**WHAT THE EXERCISE ASKS**: Each line that follows should be printed again exactly as it stands.

**DATA FOR PROCESSING**:
>>>>>

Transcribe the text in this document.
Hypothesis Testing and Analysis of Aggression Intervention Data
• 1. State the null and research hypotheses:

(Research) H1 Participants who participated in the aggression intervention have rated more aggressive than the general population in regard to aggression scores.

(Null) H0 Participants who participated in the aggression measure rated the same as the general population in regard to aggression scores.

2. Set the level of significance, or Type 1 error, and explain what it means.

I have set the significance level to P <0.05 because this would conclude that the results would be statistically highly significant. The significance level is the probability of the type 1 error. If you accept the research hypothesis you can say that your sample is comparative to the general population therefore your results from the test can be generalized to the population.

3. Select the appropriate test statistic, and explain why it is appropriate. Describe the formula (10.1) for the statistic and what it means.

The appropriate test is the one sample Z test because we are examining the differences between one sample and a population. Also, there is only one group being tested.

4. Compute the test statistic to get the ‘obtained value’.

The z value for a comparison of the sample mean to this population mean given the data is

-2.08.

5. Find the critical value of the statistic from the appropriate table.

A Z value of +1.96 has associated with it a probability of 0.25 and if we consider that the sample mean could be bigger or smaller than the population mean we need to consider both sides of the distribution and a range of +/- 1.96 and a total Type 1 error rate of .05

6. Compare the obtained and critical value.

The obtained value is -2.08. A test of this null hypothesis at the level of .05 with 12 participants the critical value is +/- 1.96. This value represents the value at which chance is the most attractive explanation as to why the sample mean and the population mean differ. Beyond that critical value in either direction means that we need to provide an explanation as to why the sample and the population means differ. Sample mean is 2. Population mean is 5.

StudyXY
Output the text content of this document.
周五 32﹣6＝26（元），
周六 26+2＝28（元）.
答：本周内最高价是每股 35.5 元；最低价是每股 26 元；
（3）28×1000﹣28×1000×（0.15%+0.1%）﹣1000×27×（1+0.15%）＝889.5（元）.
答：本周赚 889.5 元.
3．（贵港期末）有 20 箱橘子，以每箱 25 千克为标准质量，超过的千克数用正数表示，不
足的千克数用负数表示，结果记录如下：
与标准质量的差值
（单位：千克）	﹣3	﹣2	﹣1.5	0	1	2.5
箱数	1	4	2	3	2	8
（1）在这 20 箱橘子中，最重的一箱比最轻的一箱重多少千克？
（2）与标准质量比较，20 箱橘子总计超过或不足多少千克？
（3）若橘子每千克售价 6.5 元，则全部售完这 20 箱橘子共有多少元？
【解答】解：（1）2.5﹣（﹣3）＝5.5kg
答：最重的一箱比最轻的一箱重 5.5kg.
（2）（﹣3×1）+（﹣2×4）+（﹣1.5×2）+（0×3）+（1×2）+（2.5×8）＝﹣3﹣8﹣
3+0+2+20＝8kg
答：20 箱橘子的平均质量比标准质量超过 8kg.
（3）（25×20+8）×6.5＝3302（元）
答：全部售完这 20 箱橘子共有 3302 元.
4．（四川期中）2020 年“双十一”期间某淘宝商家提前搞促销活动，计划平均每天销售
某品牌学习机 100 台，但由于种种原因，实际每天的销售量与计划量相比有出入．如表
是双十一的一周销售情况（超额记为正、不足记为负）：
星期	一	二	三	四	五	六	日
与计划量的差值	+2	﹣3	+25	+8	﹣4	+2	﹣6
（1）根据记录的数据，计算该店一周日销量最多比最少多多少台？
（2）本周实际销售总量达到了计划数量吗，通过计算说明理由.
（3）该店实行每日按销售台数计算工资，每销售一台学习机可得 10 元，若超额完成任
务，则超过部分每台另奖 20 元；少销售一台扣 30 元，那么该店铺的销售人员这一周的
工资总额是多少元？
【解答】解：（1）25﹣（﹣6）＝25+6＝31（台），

<<<<<

**RESPONSE TO THIS EXERCISE**:
Transcribe the text in this document.
Hypothesis Testing and Analysis of Aggression Intervention Data
• 1. State the null and research hypotheses:

(Research) H1 Participants who participated in the aggression intervention have rated more aggressive than the general population in regard to aggression scores.

(Null) H0 Participants who participated in the aggression measure rated the same as the general population in regard to aggression scores.

2. Set the level of significance, or Type 1 error, and explain what it means.

I have set the significance level to P <0.05 because this would conclude that the results would be statistically highly significant. The significance level is the probability of the type 1 error. If you accept the research hypothesis you can say that your sample is comparative to the general population therefore your results from the test can be generalized to the population.

3. Select the appropriate test statistic, and explain why it is appropriate. Describe the formula (10.1) for the statistic and what it means.

The appropriate test is the one sample Z test because we are examining the differences between one sample and a population. Also, there is only one group being tested.

4. Compute the test statistic to get the ‘obtained value’.

The z value for a comparison of the sample mean to this population mean given the data is

-2.08.

5. Find the critical value of the statistic from the appropriate table.

A Z value of +1.96 has associated with it a probability of 0.25 and if we consider that the sample mean could be bigger or smaller than the population mean we need to consider both sides of the distribution and a range of +/- 1.96 and a total Type 1 error rate of .05

6. Compare the obtained and critical value.

The obtained value is -2.08. A test of this null hypothesis at the level of .05 with 12 participants the critical value is +/- 1.96. This value represents the value at which chance is the most attractive explanation as to why the sample mean and the population mean differ. Beyond that critical value in either direction means that we need to provide an explanation as to why the sample and the population means differ. Sample mean is 2. Population mean is 5.

StudyXY
Output the text content of this document.
周五 32﹣6＝26（元），
周六 26+2＝28（元）.
答：本周内最高价是每股 35.5 元；最低价是每股 26 元；
（3）28×1000﹣28×1000×（0.15%+0.1%）﹣1000×27×（1+0.15%）＝889.5（元）.
答：本周赚 889.5 元.
3．（贵港期末）有 20 箱橘子，以每箱 25 千克为标准质量，超过的千克数用正数表示，不
足的千克数用负数表示，结果记录如下：
与标准质量的差值
（单位：千克）	﹣3	﹣2	﹣1.5	0	1	2.5
箱数	1	4	2	3	2	8
（1）在这 20 箱橘子中，最重的一箱比最轻的一箱重多少千克？
（2）与标准质量比较，20 箱橘子总计超过或不足多少千克？
（3）若橘子每千克售价 6.5 元，则全部售完这 20 箱橘子共有多少元？
【解答】解：（1）2.5﹣（﹣3）＝5.5kg
答：最重的一箱比最轻的一箱重 5.5kg.
（2）（﹣3×1）+（﹣2×4）+（﹣1.5×2）+（0×3）+（1×2）+（2.5×8）＝﹣3﹣8﹣
3+0+2+20＝8kg
答：20 箱橘子的平均质量比标准质量超过 8kg.
（3）（25×20+8）×6.5＝3302（元）
答：全部售完这 20 箱橘子共有 3302 元.
4．（四川期中）2020 年“双十一”期间某淘宝商家提前搞促销活动，计划平均每天销售
某品牌学习机 100 台，但由于种种原因，实际每天的销售量与计划量相比有出入．如表
是双十一的一周销售情况（超额记为正、不足记为负）：
星期	一	二	三	四	五	六	日
与计划量的差值	+2	﹣3	+25	+8	﹣4	+2	﹣6
（1）根据记录的数据，计算该店一周日销量最多比最少多多少台？
（2）本周实际销售总量达到了计划数量吗，通过计算说明理由.
（3）该店实行每日按销售台数计算工资，每销售一台学习机可得 10 元，若超额完成任
务，则超过部分每台另奖 20 元；少销售一台扣 30 元，那么该店铺的销售人员这一周的
工资总额是多少元？
【解答】解：（1）25﹣（﹣6）＝25+6＝31（台），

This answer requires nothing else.